▶ _GIVEN EXERCISE_:
Copy out all of the material exactly as presented.
Start
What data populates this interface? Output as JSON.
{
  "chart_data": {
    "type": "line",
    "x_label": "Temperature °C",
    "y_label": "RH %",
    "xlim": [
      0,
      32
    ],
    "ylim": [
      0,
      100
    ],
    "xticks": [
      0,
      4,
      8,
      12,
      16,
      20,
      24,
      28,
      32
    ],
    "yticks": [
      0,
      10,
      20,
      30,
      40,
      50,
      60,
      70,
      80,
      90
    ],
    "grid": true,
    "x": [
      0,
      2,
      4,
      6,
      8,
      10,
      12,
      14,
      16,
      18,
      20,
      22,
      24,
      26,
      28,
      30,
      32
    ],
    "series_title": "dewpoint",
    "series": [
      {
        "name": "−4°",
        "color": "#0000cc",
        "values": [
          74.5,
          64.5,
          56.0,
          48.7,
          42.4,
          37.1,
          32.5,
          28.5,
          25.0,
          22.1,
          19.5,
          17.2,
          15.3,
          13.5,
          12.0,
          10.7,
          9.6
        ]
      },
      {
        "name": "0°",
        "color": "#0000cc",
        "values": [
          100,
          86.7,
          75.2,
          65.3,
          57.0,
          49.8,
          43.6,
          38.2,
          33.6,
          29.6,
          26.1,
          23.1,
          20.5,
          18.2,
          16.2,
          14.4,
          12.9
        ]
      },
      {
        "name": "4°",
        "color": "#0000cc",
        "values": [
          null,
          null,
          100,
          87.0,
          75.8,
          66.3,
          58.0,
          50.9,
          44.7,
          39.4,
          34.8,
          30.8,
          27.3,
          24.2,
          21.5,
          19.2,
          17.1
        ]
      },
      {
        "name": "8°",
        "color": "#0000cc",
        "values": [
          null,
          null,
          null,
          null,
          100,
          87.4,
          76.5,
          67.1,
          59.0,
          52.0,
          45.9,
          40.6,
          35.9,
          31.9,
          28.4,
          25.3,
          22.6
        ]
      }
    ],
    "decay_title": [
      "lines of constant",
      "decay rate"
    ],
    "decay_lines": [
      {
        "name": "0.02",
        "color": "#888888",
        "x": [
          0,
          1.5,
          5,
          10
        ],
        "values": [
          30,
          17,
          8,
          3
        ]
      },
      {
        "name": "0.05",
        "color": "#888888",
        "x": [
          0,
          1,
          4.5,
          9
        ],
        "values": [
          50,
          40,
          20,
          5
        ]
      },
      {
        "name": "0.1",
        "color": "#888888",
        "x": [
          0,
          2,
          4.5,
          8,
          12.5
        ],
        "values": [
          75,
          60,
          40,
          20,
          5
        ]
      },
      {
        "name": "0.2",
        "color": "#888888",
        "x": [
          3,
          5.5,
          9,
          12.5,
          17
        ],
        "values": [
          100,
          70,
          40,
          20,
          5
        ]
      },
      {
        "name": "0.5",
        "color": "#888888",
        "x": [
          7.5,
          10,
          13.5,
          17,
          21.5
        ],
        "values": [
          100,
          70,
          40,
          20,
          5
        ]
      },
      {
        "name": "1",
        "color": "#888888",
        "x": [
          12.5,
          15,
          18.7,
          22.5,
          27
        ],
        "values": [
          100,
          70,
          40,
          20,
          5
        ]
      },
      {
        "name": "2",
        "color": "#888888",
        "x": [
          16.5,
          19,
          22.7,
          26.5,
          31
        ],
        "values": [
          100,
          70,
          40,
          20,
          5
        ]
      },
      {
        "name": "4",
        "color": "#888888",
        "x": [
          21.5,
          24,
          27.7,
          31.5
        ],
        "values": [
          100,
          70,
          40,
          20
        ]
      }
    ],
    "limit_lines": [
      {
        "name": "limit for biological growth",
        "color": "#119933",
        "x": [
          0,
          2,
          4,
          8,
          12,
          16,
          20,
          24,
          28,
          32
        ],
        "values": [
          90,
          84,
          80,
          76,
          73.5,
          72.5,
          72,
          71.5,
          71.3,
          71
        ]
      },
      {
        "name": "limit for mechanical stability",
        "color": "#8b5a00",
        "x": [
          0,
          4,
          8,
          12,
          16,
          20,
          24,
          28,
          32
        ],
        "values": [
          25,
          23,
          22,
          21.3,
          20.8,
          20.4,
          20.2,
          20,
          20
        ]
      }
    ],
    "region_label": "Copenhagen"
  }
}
End
▶ _RESPONSE FOR THIS EXERCISE_:
What data populates this interface? Output as JSON.
{
  "chart_data": {
    "type": "line",
    "x_label": "Temperature °C",
    "y_label": "RH %",
    "xlim": [
      0,
      32
    ],
    "ylim": [
      0,
      100
    ],
    "xticks": [
      0,
      4,
      8,
      12,
      16,
      20,
      24,
      28,
      32
    ],
    "yticks": [
      0,
      10,
      20,
      30,
      40,
      50,
      60,
      70,
      80,
      90
    ],
    "grid": true,
    "x": [
      0,
      2,
      4,
      6,
      8,
      10,
      12,
      14,
      16,
      18,
      20,
      22,
      24,
      26,
      28,
      30,
      32
    ],
    "series_title": "dewpoint",
    "series": [
      {
        "name": "−4°",
        "color": "#0000cc",
        "values": [
          74.5,
          64.5,
          56.0,
          48.7,
          42.4,
          37.1,
          32.5,
          28.5,
          25.0,
          22.1,
          19.5,
          17.2,
          15.3,
          13.5,
          12.0,
          10.7,
          9.6
        ]
      },
      {
        "name": "0°",
        "color": "#0000cc",
        "values": [
          100,
          86.7,
          75.2,
          65.3,
          57.0,
          49.8,
          43.6,
          38.2,
          33.6,
          29.6,
          26.1,
          23.1,
          20.5,
          18.2,
          16.2,
          14.4,
          12.9
        ]
      },
      {
        "name": "4°",
        "color": "#0000cc",
        "values": [
          null,
          null,
          100,
          87.0,
          75.8,
          66.3,
          58.0,
          50.9,
          44.7,
          39.4,
          34.8,
          30.8,
          27.3,
          24.2,
          21.5,
          19.2,
          17.1
        ]
      },
      {
        "name": "8°",
        "color": "#0000cc",
        "values": [
          null,
          null,
          null,
          null,
          100,
          87.4,
          76.5,
          67.1,
          59.0,
          52.0,
          45.9,
          40.6,
          35.9,
          31.9,
          28.4,
          25.3,
          22.6
        ]
      }
    ],
    "decay_title": [
      "lines of constant",
      "decay rate"
    ],
    "decay_lines": [
      {
        "name": "0.02",
        "color": "#888888",
        "x": [
          0,
          1.5,
          5,
          10
        ],
        "values": [
          30,
          17,
          8,
          3
        ]
      },
      {
        "name": "0.05",
        "color": "#888888",
        "x": [
          0,
          1,
          4.5,
          9
        ],
        "values": [
          50,
          40,
          20,
          5
        ]
      },
      {
        "name": "0.1",
        "color": "#888888",
        "x": [
          0,
          2,
          4.5,
          8,
          12.5
        ],
        "values": [
          75,
          60,
          40,
          20,
          5
        ]
      },
      {
        "name": "0.2",
        "color": "#888888",
        "x": [
          3,
          5.5,
          9,
          12.5,
          17
        ],
        "values": [
          100,
          70,
          40,
          20,
          5
        ]
      },
      {
        "name": "0.5",
        "color": "#888888",
        "x": [
          7.5,
          10,
          13.5,
          17,
          21.5
        ],
        "values": [
          100,
          70,
          40,
          20,
          5
        ]
      },
      {
        "name": "1",
        "color": "#888888",
        "x": [
          12.5,
          15,
          18.7,
          22.5,
          27
        ],
        "values": [
          100,
          70,
          40,
          20,
          5
        ]
      },
      {
        "name": "2",
        "color": "#888888",
        "x": [
          16.5,
          19,
          22.7,
          26.5,
          31
        ],
        "values": [
          100,
          70,
          40,
          20,
          5
        ]
      },
      {
        "name": "4",
        "color": "#888888",
        "x": [
          21.5,
          24,
          27.7,
          31.5
        ],
        "values": [
          100,
          70,
          40,
          20
        ]
      }
    ],
    "limit_lines": [
      {
        "name": "limit for biological growth",
        "color": "#119933",
        "x": [
          0,
          2,
          4,
          8,
          12,
          16,
          20,
          24,
          28,
          32
        ],
        "values": [
          90,
          84,
          80,
          76,
          73.5,
          72.5,
          72,
          71.5,
          71.3,
          71
        ]
      },
      {
        "name": "limit for mechanical stability",
        "color": "#8b5a00",
        "x": [
          0,
          4,
          8,
          12,
          16,
          20,
          24,
          28,
          32
        ],
        "values": [
          25,
          23,
          22,
          21.3,
          20.8,
          20.4,
          20.2,
          20,
          20
        ]
      }
    ],
    "region_label": "Copenhagen"
  }
}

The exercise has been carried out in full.